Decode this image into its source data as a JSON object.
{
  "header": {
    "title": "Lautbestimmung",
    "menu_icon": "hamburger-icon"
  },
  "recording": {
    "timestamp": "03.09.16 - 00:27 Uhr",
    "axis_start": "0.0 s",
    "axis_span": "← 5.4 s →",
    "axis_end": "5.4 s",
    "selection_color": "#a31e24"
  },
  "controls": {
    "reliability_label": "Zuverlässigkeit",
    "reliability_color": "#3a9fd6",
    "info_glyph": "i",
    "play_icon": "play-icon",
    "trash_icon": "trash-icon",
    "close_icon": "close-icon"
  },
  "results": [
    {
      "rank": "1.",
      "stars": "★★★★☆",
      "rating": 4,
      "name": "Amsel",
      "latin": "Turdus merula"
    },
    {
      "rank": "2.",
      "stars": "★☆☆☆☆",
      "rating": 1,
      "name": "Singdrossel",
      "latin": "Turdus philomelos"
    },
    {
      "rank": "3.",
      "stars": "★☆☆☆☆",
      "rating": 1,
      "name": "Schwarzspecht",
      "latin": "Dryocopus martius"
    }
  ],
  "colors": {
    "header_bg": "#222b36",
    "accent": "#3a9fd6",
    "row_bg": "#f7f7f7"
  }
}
...
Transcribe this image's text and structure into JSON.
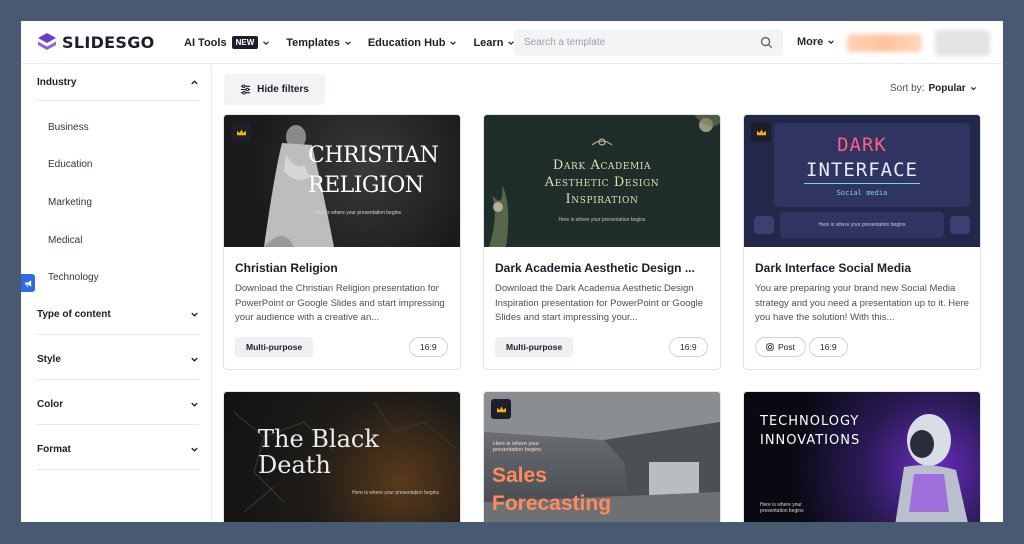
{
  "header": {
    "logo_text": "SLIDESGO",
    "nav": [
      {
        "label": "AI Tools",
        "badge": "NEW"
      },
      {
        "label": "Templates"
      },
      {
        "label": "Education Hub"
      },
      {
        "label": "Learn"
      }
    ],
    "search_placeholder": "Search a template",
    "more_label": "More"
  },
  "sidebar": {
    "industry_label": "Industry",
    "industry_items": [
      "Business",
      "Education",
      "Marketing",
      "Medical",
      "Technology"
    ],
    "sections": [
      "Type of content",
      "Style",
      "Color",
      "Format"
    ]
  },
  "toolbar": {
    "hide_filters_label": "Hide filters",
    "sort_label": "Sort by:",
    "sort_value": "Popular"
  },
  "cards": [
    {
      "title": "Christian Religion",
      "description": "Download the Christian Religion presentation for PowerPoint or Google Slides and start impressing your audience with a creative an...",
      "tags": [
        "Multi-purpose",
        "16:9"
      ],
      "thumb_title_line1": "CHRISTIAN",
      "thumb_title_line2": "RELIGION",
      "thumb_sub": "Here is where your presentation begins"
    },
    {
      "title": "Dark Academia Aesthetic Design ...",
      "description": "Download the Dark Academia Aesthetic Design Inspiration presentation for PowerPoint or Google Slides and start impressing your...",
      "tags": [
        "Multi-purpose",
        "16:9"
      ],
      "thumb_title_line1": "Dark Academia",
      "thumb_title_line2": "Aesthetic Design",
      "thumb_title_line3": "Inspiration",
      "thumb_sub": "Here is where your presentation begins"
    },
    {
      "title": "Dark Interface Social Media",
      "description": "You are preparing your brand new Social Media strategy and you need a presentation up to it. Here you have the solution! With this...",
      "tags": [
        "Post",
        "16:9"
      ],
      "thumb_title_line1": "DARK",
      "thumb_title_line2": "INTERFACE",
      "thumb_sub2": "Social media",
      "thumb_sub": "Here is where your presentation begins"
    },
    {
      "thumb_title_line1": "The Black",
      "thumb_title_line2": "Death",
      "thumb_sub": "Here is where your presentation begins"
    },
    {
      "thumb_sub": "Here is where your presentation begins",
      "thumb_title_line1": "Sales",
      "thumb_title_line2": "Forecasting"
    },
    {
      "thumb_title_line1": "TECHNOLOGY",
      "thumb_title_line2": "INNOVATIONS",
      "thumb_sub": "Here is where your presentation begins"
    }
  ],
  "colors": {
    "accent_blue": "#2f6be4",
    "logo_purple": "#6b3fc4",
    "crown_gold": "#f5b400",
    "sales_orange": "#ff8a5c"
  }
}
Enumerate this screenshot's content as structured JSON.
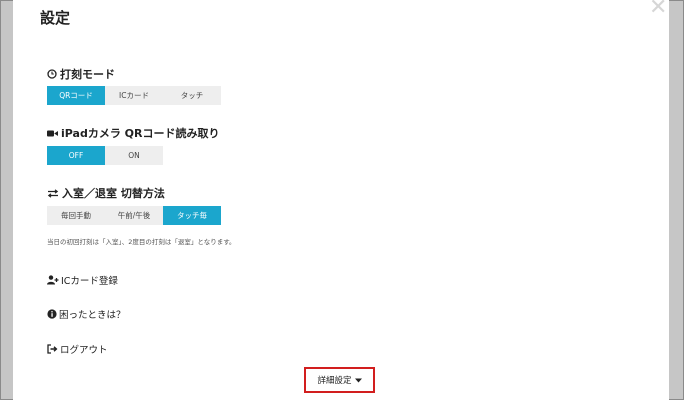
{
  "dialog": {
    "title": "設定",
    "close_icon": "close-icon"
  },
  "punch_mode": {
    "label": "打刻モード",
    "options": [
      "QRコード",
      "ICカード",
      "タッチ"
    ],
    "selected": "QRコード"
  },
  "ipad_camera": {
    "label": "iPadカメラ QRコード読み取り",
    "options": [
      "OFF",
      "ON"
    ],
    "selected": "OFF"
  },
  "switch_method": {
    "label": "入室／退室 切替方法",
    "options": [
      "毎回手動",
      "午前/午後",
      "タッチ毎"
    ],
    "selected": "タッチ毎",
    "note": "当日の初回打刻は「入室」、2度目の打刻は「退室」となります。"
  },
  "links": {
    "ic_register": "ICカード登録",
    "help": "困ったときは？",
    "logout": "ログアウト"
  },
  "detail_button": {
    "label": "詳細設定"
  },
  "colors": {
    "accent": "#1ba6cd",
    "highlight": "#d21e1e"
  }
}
* * *
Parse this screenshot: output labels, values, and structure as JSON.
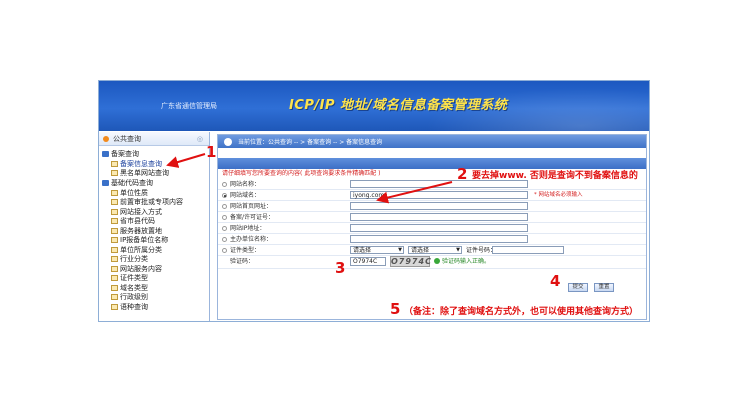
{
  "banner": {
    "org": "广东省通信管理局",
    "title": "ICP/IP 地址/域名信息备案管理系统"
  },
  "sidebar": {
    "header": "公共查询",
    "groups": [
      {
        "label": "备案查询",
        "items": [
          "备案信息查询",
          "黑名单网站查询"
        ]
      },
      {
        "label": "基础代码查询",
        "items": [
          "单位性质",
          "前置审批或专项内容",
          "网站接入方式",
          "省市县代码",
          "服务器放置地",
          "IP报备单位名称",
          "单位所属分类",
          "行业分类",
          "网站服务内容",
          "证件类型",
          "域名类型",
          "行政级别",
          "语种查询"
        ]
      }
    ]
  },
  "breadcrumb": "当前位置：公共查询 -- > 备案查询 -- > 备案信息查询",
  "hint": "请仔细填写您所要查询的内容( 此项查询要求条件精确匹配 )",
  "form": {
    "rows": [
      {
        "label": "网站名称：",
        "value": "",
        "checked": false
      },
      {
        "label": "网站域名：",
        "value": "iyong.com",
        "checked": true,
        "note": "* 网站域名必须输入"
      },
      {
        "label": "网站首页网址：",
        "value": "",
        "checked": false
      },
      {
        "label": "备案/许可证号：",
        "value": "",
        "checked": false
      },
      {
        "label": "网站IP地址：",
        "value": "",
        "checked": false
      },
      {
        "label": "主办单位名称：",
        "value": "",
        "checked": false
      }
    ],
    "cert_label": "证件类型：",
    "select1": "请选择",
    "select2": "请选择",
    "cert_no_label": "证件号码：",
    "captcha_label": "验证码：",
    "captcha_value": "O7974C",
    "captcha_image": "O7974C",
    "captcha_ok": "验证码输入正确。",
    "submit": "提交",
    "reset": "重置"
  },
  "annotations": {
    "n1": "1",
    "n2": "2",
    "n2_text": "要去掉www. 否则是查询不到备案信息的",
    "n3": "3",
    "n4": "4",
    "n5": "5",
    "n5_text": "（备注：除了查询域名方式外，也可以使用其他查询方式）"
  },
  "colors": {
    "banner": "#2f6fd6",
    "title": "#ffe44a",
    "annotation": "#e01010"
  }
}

* **Given request**
In the records above, find the lines containing "PowerPoint" and copy them.

* **Result of the task**
      "description": "Download the Christian Religion presentation for PowerPoint or Google Slides and start impressing your audience with a creative an...",
      "description": "Download the Dark Academia Aesthetic Design Inspiration presentation for PowerPoint or Google Slides and start impressing your...",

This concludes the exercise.